(What you have to do): Exclude the pictures and return every line exactly as written.

++++++++

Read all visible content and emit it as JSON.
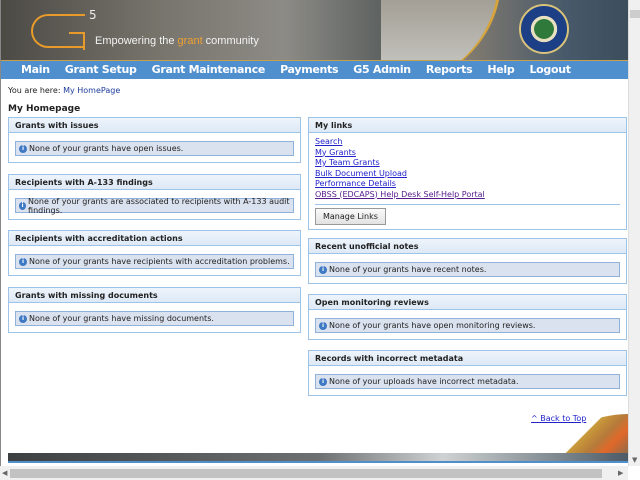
{
  "header": {
    "logo_superscript": "5",
    "tagline_pre": "Empowering the ",
    "tagline_hl": "grant",
    "tagline_post": " community"
  },
  "nav": [
    "Main",
    "Grant Setup",
    "Grant Maintenance",
    "Payments",
    "G5 Admin",
    "Reports",
    "Help",
    "Logout"
  ],
  "breadcrumb": {
    "label": "You are here: ",
    "current": "My HomePage"
  },
  "page_title": "My Homepage",
  "left_panels": [
    {
      "title": "Grants with issues",
      "message": "None of your grants have open issues."
    },
    {
      "title": "Recipients with A-133 findings",
      "message": "None of your grants are associated to recipients with A-133 audit findings."
    },
    {
      "title": "Recipients with accreditation actions",
      "message": "None of your grants have recipients with accreditation problems."
    },
    {
      "title": "Grants with missing documents",
      "message": "None of your grants have missing documents."
    }
  ],
  "my_links": {
    "title": "My links",
    "links": [
      "Search",
      "My Grants",
      "My Team Grants",
      "Bulk Document Upload",
      "Performance Details",
      "OBSS (EDCAPS) Help Desk Self-Help Portal"
    ],
    "manage_label": "Manage Links"
  },
  "right_panels": [
    {
      "title": "Recent unofficial notes",
      "message": "None of your grants have recent notes."
    },
    {
      "title": "Open monitoring reviews",
      "message": "None of your grants have open monitoring reviews."
    },
    {
      "title": "Records with incorrect metadata",
      "message": "None of your uploads have incorrect metadata."
    }
  ],
  "back_to_top": "^ Back to Top",
  "info_icon": "i",
  "colors": {
    "nav": "#4f8fce",
    "accent": "#e89b2a",
    "panel_border": "#9ec3e8"
  }
}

++++++++

(Full response):
Read all visible content and emit it as JSON.
{
  "header": {
    "logo_superscript": "5",
    "tagline_pre": "Empowering the ",
    "tagline_hl": "grant",
    "tagline_post": " community"
  },
  "nav": [
    "Main",
    "Grant Setup",
    "Grant Maintenance",
    "Payments",
    "G5 Admin",
    "Reports",
    "Help",
    "Logout"
  ],
  "breadcrumb": {
    "label": "You are here: ",
    "current": "My HomePage"
  },
  "page_title": "My Homepage",
  "left_panels": [
    {
      "title": "Grants with issues",
      "message": "None of your grants have open issues."
    },
    {
      "title": "Recipients with A-133 findings",
      "message": "None of your grants are associated to recipients with A-133 audit findings."
    },
    {
      "title": "Recipients with accreditation actions",
      "message": "None of your grants have recipients with accreditation problems."
    },
    {
      "title": "Grants with missing documents",
      "message": "None of your grants have missing documents."
    }
  ],
  "my_links": {
    "title": "My links",
    "links": [
      "Search",
      "My Grants",
      "My Team Grants",
      "Bulk Document Upload",
      "Performance Details",
      "OBSS (EDCAPS) Help Desk Self-Help Portal"
    ],
    "manage_label": "Manage Links"
  },
  "right_panels": [
    {
      "title": "Recent unofficial notes",
      "message": "None of your grants have recent notes."
    },
    {
      "title": "Open monitoring reviews",
      "message": "None of your grants have open monitoring reviews."
    },
    {
      "title": "Records with incorrect metadata",
      "message": "None of your uploads have incorrect metadata."
    }
  ],
  "back_to_top": "^ Back to Top",
  "info_icon": "i",
  "colors": {
    "nav": "#4f8fce",
    "accent": "#e89b2a",
    "panel_border": "#9ec3e8"
  }
}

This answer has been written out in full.